Start THE RECORDS

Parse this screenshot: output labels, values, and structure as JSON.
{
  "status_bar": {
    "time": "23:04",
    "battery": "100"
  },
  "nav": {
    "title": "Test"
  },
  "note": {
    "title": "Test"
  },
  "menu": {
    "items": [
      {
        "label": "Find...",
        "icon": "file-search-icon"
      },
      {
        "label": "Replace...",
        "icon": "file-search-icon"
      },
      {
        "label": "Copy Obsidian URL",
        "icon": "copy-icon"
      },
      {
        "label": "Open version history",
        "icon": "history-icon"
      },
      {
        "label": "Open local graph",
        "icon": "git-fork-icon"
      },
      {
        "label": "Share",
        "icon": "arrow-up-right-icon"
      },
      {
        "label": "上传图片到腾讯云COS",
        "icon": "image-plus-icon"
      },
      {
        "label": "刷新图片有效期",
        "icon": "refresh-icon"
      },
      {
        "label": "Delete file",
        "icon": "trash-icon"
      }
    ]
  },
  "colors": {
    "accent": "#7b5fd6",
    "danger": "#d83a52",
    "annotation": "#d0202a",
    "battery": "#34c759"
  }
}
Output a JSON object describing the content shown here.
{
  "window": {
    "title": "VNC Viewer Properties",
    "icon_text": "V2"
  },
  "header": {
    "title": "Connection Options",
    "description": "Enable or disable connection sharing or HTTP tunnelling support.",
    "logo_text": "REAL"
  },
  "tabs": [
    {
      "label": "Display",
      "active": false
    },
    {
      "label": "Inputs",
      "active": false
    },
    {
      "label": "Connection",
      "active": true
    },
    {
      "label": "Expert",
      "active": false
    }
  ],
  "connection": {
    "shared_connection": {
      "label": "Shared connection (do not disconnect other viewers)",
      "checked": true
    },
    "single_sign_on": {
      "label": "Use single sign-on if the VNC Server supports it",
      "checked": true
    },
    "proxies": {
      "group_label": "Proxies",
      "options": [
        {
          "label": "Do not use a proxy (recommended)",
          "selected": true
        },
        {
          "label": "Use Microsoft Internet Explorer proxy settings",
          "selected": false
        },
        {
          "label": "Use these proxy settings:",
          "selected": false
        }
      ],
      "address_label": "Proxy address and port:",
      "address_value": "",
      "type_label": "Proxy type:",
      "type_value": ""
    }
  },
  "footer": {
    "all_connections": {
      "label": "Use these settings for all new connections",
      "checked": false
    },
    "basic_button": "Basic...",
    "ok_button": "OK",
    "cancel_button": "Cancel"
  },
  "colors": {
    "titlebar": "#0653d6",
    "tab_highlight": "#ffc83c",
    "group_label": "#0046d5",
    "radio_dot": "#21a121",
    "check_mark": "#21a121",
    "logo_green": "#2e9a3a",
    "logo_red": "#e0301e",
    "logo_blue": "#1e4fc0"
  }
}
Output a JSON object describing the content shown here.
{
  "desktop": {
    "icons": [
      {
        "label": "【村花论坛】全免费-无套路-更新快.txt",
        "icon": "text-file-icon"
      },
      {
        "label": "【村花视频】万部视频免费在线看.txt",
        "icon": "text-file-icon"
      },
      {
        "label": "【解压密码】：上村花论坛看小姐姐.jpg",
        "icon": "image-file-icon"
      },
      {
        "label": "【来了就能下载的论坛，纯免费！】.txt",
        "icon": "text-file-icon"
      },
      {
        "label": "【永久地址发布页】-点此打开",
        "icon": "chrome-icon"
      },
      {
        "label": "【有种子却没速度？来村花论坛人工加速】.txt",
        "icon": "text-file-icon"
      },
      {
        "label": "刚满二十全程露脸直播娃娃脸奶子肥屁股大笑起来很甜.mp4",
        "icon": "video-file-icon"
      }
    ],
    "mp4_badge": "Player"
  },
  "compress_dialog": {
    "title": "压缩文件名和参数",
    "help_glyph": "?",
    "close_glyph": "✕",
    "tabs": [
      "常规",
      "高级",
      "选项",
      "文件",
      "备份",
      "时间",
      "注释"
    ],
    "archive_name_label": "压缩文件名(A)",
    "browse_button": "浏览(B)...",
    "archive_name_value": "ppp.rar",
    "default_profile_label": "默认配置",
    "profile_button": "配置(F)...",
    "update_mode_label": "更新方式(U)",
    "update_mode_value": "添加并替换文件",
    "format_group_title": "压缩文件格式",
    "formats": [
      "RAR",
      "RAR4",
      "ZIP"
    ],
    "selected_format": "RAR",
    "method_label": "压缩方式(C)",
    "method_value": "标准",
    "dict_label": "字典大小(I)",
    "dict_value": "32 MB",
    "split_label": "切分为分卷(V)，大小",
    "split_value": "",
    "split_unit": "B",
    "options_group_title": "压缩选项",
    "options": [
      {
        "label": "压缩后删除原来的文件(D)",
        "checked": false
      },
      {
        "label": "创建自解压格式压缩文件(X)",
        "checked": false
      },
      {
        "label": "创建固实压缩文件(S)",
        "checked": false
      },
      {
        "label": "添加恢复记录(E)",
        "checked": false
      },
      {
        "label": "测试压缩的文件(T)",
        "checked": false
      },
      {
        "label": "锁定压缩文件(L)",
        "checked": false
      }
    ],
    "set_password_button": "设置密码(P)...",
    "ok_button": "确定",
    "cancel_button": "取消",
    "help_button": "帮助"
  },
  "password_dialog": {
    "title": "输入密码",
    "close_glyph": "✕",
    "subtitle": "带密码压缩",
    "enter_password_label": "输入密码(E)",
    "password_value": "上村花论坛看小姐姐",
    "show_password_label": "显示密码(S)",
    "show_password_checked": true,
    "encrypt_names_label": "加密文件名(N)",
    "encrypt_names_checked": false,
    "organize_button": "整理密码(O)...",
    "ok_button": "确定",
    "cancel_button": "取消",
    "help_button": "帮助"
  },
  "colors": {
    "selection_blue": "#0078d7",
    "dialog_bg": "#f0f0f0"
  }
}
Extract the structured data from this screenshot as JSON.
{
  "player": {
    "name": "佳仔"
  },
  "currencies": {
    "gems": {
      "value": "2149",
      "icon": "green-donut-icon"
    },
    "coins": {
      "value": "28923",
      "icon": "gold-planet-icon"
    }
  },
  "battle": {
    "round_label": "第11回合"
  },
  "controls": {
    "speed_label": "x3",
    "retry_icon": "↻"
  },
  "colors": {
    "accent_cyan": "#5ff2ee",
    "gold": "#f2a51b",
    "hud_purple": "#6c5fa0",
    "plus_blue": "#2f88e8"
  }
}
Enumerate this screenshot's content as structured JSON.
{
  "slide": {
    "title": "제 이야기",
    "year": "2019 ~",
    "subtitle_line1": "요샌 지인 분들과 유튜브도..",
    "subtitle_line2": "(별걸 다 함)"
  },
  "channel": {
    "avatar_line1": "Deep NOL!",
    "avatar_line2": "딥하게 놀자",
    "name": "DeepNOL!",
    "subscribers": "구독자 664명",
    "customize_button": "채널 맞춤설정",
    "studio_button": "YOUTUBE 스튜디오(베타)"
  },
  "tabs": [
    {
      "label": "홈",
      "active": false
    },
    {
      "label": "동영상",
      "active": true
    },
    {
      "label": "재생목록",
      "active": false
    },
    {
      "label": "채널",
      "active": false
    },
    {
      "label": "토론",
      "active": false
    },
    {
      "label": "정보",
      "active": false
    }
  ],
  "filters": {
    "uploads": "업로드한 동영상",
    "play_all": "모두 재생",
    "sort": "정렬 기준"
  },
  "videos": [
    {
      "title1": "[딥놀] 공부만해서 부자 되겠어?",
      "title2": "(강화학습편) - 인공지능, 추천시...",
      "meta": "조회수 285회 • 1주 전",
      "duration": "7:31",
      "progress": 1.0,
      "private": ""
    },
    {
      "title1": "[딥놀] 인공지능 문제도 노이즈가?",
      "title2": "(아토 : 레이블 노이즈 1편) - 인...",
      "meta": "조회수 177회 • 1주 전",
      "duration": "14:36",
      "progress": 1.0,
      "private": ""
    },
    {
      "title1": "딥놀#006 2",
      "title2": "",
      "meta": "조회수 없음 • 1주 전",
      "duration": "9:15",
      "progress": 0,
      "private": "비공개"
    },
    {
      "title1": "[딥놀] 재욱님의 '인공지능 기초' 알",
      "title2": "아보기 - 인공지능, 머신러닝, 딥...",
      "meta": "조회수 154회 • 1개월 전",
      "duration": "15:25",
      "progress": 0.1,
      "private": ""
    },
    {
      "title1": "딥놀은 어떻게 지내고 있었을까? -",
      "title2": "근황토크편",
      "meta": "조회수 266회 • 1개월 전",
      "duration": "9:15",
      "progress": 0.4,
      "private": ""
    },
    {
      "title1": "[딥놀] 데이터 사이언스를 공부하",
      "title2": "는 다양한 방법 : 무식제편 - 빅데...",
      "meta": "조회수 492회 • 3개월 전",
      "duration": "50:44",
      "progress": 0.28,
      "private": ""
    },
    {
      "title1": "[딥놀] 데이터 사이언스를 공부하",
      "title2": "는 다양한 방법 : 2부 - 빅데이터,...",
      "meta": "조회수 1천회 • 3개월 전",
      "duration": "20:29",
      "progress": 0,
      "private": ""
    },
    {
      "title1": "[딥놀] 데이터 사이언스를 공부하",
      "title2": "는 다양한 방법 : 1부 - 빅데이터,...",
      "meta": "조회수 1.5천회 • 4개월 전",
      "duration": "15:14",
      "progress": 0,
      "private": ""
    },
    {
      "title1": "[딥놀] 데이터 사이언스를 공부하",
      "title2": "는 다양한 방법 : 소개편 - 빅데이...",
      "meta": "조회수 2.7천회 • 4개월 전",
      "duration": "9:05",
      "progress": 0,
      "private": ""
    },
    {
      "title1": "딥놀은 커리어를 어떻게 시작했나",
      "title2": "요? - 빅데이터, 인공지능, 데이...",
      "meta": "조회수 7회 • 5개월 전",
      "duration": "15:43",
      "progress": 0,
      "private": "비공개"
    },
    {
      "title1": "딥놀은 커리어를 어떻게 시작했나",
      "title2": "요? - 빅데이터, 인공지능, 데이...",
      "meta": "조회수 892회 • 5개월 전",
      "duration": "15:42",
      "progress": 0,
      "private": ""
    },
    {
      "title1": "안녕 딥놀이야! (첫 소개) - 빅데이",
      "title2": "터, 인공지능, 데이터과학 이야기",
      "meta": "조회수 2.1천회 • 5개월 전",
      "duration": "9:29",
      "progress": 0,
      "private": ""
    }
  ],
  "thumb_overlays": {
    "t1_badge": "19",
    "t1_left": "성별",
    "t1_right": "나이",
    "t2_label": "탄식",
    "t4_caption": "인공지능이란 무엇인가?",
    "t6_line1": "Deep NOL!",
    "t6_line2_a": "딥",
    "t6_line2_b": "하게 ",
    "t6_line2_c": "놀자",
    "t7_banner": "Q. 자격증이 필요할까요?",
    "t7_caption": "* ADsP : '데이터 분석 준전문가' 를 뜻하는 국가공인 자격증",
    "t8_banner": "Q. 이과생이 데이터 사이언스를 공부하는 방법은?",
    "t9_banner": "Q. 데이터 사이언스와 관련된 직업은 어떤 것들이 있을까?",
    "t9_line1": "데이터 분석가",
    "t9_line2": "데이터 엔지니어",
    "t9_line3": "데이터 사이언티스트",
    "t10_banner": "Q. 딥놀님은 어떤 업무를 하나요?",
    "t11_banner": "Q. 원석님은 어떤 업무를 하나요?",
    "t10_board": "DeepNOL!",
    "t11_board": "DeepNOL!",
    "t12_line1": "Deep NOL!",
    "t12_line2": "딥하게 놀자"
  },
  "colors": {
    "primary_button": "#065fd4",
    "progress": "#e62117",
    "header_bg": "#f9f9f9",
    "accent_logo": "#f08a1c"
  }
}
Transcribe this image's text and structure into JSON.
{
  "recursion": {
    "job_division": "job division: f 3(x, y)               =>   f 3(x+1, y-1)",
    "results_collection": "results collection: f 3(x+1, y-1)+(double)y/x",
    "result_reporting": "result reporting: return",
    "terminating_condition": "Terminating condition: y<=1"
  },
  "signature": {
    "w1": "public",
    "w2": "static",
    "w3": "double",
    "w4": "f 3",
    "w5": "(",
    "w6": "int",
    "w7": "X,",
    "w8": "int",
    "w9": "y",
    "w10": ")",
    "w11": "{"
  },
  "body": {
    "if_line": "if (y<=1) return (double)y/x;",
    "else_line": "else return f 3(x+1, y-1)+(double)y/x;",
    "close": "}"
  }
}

End THE RECORDS

# YOUR GOAL:
Repeat exactly the lines starting at the line with "Transcribe this image's" and ending with the final line of the entries. Include nothing else.

# WRITTEN SOLUTION:
Transcribe this image's text and structure into JSON.
{
  "recursion": {
    "job_division": "job division: f 3(x, y)               =>   f 3(x+1, y-1)",
    "results_collection": "results collection: f 3(x+1, y-1)+(double)y/x",
    "result_reporting": "result reporting: return",
    "terminating_condition": "Terminating condition: y<=1"
  },
  "signature": {
    "w1": "public",
    "w2": "static",
    "w3": "double",
    "w4": "f 3",
    "w5": "(",
    "w6": "int",
    "w7": "X,",
    "w8": "int",
    "w9": "y",
    "w10": ")",
    "w11": "{"
  },
  "body": {
    "if_line": "if (y<=1) return (double)y/x;",
    "else_line": "else return f 3(x+1, y-1)+(double)y/x;",
    "close": "}"
  }
}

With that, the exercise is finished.